(Collected data entries)
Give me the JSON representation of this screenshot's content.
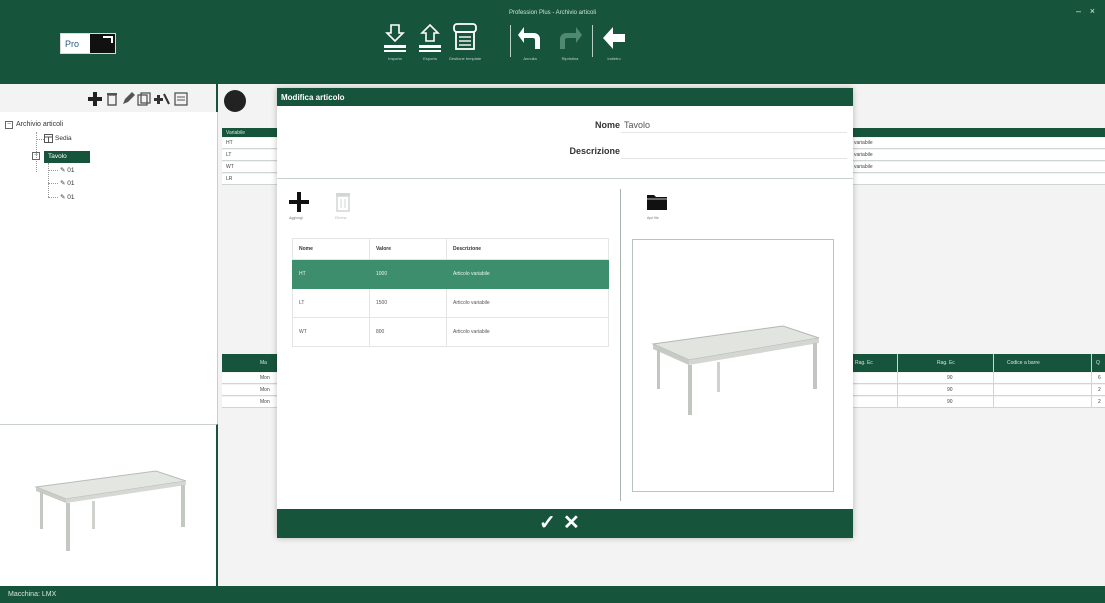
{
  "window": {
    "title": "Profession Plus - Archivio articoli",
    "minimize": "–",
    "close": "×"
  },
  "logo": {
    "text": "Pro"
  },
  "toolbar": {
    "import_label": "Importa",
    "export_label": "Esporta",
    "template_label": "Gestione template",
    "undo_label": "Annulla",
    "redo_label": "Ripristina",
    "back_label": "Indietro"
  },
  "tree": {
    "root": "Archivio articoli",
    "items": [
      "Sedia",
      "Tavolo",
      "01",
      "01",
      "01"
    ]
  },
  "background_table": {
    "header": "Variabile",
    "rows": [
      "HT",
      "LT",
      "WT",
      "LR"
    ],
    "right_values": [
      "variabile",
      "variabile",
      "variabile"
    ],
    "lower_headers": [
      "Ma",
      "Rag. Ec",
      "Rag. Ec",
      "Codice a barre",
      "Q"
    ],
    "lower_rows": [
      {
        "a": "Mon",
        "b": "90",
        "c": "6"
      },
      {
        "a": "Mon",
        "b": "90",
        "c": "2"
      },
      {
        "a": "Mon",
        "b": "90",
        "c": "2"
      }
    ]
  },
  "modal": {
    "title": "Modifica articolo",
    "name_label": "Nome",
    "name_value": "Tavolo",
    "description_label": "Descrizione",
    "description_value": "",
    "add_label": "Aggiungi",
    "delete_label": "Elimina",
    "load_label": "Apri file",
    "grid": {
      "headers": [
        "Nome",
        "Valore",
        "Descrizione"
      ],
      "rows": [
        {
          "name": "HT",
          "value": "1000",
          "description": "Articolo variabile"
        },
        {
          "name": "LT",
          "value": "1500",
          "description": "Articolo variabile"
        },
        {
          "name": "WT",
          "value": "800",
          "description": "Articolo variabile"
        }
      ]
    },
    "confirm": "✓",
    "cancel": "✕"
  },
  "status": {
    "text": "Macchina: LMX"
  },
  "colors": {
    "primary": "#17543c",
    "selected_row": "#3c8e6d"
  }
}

==

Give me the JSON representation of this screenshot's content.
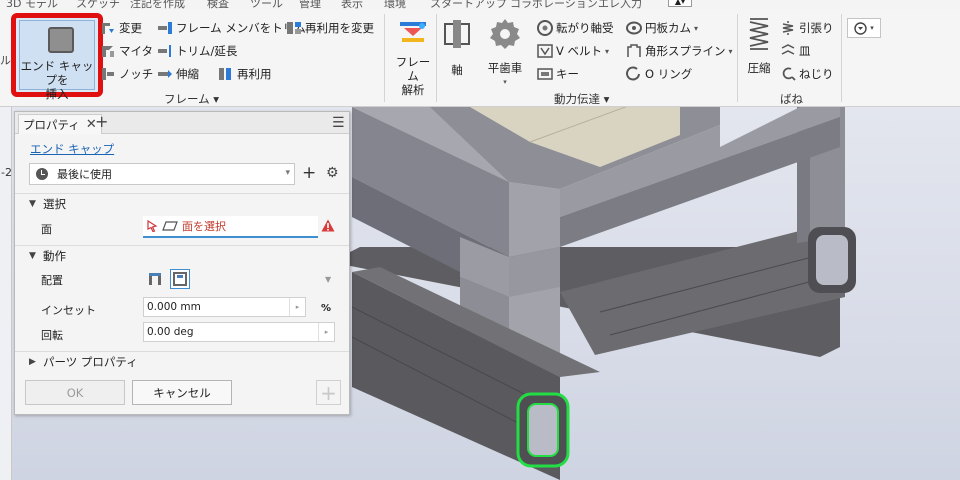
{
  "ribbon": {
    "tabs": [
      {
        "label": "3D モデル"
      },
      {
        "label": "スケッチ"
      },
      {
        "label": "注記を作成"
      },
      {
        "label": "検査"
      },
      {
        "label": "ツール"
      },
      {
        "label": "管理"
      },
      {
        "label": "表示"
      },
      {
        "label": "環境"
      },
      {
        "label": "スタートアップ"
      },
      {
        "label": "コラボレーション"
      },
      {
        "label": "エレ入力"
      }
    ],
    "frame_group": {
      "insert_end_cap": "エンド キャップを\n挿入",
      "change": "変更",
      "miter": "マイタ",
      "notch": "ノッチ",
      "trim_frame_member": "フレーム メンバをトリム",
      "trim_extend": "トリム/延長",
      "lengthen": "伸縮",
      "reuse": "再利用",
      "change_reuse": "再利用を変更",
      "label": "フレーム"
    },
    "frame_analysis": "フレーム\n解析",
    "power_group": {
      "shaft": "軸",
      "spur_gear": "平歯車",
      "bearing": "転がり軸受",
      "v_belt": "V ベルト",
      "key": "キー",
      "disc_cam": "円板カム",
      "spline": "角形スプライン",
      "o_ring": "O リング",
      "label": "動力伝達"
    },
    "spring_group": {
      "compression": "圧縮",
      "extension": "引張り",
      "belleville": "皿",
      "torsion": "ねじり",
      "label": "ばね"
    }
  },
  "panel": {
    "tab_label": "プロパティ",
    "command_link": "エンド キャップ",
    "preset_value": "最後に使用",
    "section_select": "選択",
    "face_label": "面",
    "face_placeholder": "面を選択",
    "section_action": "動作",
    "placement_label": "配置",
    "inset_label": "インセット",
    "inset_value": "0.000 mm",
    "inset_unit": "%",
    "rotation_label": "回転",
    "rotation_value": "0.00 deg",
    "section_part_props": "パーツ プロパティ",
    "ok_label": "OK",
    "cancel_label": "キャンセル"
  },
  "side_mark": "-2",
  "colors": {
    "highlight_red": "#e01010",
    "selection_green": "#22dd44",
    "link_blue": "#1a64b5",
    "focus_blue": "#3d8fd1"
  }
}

• Problem to solve: Copy each line of the listing that holds the word "Descrizione".

• Expected output:
    "description_label": "Descrizione",
        "Descrizione"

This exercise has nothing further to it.